*SUPPLIED PASSAGE*
Bobo would have approved.

Every Sunday meant Crathie Kirk with close attention paid to the sermon which Philip preferred to be short. Guests, especially relatives were expected to attend.

The Queen, who had a deep religious faith, was head of the Church of England although not of course of the Church of Scotland, but was happy to worship in its churches and follow its liturgy when she was north of the border.

In 1992, Princess Anne, the Princess Royal, married Commander Timothy Laurence in Crathie Kirk. It was Anne’s second marriage which meant a church ceremony in England, given its then rules on the re-marriage of divorcees, wouldn’t have been possible. The Kirk was more obliging.

There was always at least one big public appearance when she was at Balmoral – her visit to the annual Braemar Gathering, on the first Saturday in September. The men within the Royal Family wore their kilts while the women got out their tweeds.

It is one of the few occasions where Elizabeth could be guaranteed to be visibly amused and to laugh – far more than she ever did at any Royal Variety Show.

She would for as long as she was able, stay for almost two hours and particularly enjoyed things when they went wrong such as a caber which refused to be tossed or children falling over in the sack race.

Balmoral was, in royal terms, the simple life – although guests could expect to change their clothes thrice a day.

So it would be tweeds in the morning, frocks and suits in the afternoon and formal wear for dinner in the evening.

When the Queen travelled to the castle either by plane, train or in the days before it became a permanently berthed tourist attraction in Leith, sailing up the west coast on her beloved Clyde built yacht, the Britannia, around 80 staff travelled with her.

Under Elizabeth, the castle was run like a well run luxury hotel but not perhaps one that was yet in the 21st century. As the Queen said, “There is a certain fascination in keeping the place as Queen Victoria did.”

In 2013 a TV programme documenting her Diamond Jubilee Year pictured her sitting room at Balmoral with its tartan carpets, comfortable sofas and every surface covered with nicknacks along with framed family photographs.

The Queen on horseback looking towards Balmoral Castle during the Royal Family's annual summer holiday in September 1971. (Lichfield/Getty Images)

There was also a cheap electric fire as well as two large dog beds and on a table a selection of magazines including Hello! and, unsurprisingly, The Racing Post.

The last publication apart, it was very much the room of an elderly lady who liked her familiar stuff around her.

*SUPPLIED MATERIAL*
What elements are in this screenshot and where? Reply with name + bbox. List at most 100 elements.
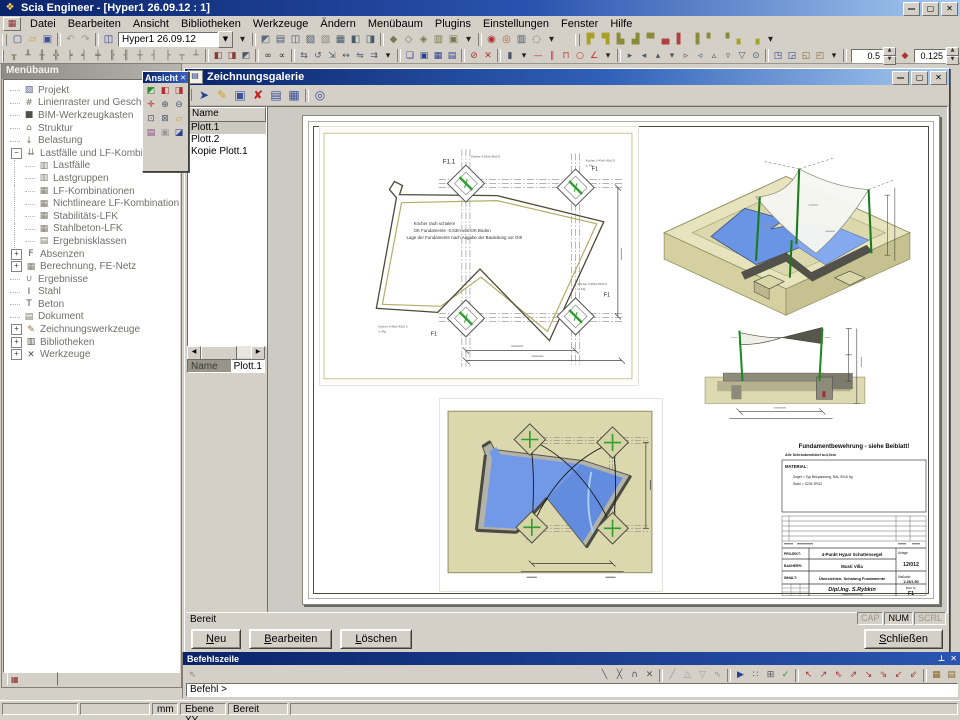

*SET EXERCISE 1*
Transcribe part of the passage on the Queen at Balmoral, beginning at the words "There was always" and stopping after the words "in the evening.".
*SET EXERCISE 2*
According to the passage on the Queen at Balmoral, on what day was the annual Braemar Gathering held?
*SET EXERCISE 3*
Condense the paragraph of the Balmoral passage that begins "In 1992, Princess Anne" into a short bulleted list that keeps its main facts.
The data can be set aside; the text alone is enough.

*FINAL ANSWER 1*
There was always at least one big public appearance when she was at Balmoral – her visit to the annual Braemar Gathering, on the first Saturday in September. The men within the Royal Family wore their kilts while the women got out their tweeds.

It is one of the few occasions where Elizabeth could be guaranteed to be visibly amused and to laugh – far more than she ever did at any Royal Variety Show.

She would for as long as she was able, stay for almost two hours and particularly enjoyed things when they went wrong such as a caber which refused to be tossed or children falling over in the sack race.

Balmoral was, in royal terms, the simple life – although guests could expect to change their clothes thrice a day.

So it would be tweeds in the morning, frocks and suits in the afternoon and formal wear for dinner in the evening.

*FINAL ANSWER 2*
On the first Saturday in September.

*FINAL ANSWER 3*
- In 1992, Princess Anne, the Princess Royal, married Commander Timothy Laurence in Crathie Kirk.
- It was her second marriage, so the Church of England's rules at the time on remarrying divorcees would have prevented a church ceremony in England.
- The Kirk was more obliging.